_Exercise brief:_
Scan the entries and tally the lines that include the string "automatically". Reply with the figure alone.

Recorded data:
-- begin --

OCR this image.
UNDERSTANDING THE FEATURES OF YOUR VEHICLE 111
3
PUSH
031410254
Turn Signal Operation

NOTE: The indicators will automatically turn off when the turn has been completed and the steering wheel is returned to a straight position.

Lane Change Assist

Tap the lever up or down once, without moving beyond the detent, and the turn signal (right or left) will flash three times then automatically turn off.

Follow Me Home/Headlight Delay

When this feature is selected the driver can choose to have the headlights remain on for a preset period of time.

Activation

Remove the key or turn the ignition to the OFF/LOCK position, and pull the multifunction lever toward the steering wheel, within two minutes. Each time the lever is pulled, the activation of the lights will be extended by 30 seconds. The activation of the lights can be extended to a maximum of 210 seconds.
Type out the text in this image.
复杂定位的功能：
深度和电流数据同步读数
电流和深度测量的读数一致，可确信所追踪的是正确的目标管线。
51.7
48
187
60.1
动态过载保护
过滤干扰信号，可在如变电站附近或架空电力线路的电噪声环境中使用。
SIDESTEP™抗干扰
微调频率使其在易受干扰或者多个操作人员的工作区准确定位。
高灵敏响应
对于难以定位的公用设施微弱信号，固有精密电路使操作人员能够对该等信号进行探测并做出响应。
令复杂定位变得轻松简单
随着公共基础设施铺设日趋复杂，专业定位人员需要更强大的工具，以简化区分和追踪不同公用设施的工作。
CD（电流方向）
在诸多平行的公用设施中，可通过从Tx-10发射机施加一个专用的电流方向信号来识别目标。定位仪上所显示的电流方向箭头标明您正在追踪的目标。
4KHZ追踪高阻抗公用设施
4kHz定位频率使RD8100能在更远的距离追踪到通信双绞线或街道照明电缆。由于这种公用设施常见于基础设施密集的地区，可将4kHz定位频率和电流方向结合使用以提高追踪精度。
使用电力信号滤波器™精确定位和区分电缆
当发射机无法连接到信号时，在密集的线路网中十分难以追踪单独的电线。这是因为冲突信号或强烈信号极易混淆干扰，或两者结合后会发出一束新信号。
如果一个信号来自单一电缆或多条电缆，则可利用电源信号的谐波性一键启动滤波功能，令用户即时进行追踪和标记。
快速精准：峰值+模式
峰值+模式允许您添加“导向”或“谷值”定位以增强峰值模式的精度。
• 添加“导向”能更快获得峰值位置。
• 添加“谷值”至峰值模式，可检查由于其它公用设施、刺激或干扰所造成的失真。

-- end --

_The result:_
2